■ SUPPLIED INFORMATION:
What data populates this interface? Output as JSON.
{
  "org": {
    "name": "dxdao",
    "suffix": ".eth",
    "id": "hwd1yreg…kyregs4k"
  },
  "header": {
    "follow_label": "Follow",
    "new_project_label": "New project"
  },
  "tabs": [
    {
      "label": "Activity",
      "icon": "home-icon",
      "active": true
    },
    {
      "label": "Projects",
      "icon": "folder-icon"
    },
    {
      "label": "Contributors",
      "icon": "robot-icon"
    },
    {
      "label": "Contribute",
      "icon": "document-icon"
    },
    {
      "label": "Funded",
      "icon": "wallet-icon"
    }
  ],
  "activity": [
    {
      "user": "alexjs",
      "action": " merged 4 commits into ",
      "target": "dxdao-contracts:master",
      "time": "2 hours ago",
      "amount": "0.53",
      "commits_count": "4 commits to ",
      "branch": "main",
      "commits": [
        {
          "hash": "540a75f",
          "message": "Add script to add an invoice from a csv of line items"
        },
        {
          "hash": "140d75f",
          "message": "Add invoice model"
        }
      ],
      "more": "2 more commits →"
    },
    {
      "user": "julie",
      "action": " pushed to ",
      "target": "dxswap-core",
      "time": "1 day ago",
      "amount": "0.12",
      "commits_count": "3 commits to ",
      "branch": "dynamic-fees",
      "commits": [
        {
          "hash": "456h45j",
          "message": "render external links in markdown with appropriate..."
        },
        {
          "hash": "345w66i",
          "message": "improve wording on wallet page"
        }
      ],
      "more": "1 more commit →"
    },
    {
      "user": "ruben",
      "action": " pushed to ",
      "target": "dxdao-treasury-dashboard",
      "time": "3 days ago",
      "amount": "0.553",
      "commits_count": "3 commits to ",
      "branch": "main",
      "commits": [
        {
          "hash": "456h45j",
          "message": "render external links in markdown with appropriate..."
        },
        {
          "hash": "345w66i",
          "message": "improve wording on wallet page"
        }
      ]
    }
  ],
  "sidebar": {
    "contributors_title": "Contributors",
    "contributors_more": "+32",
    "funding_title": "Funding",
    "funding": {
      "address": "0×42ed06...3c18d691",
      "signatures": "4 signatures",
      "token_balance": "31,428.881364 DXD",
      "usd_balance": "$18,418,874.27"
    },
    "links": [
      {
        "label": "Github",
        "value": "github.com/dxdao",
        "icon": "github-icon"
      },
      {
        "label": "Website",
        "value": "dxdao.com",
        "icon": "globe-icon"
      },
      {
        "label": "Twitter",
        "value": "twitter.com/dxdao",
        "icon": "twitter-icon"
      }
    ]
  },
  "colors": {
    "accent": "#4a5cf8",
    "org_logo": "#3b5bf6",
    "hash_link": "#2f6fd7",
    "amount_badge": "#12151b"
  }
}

■ WRITTEN TASK: Retype the data exactly as given.

■ COMPLETE OUTPUT:
What data populates this interface? Output as JSON.
{
  "org": {
    "name": "dxdao",
    "suffix": ".eth",
    "id": "hwd1yreg…kyregs4k"
  },
  "header": {
    "follow_label": "Follow",
    "new_project_label": "New project"
  },
  "tabs": [
    {
      "label": "Activity",
      "icon": "home-icon",
      "active": true
    },
    {
      "label": "Projects",
      "icon": "folder-icon"
    },
    {
      "label": "Contributors",
      "icon": "robot-icon"
    },
    {
      "label": "Contribute",
      "icon": "document-icon"
    },
    {
      "label": "Funded",
      "icon": "wallet-icon"
    }
  ],
  "activity": [
    {
      "user": "alexjs",
      "action": " merged 4 commits into ",
      "target": "dxdao-contracts:master",
      "time": "2 hours ago",
      "amount": "0.53",
      "commits_count": "4 commits to ",
      "branch": "main",
      "commits": [
        {
          "hash": "540a75f",
          "message": "Add script to add an invoice from a csv of line items"
        },
        {
          "hash": "140d75f",
          "message": "Add invoice model"
        }
      ],
      "more": "2 more commits →"
    },
    {
      "user": "julie",
      "action": " pushed to ",
      "target": "dxswap-core",
      "time": "1 day ago",
      "amount": "0.12",
      "commits_count": "3 commits to ",
      "branch": "dynamic-fees",
      "commits": [
        {
          "hash": "456h45j",
          "message": "render external links in markdown with appropriate..."
        },
        {
          "hash": "345w66i",
          "message": "improve wording on wallet page"
        }
      ],
      "more": "1 more commit →"
    },
    {
      "user": "ruben",
      "action": " pushed to ",
      "target": "dxdao-treasury-dashboard",
      "time": "3 days ago",
      "amount": "0.553",
      "commits_count": "3 commits to ",
      "branch": "main",
      "commits": [
        {
          "hash": "456h45j",
          "message": "render external links in markdown with appropriate..."
        },
        {
          "hash": "345w66i",
          "message": "improve wording on wallet page"
        }
      ]
    }
  ],
  "sidebar": {
    "contributors_title": "Contributors",
    "contributors_more": "+32",
    "funding_title": "Funding",
    "funding": {
      "address": "0×42ed06...3c18d691",
      "signatures": "4 signatures",
      "token_balance": "31,428.881364 DXD",
      "usd_balance": "$18,418,874.27"
    },
    "links": [
      {
        "label": "Github",
        "value": "github.com/dxdao",
        "icon": "github-icon"
      },
      {
        "label": "Website",
        "value": "dxdao.com",
        "icon": "globe-icon"
      },
      {
        "label": "Twitter",
        "value": "twitter.com/dxdao",
        "icon": "twitter-icon"
      }
    ]
  },
  "colors": {
    "accent": "#4a5cf8",
    "org_logo": "#3b5bf6",
    "hash_link": "#2f6fd7",
    "amount_badge": "#12151b"
  }
}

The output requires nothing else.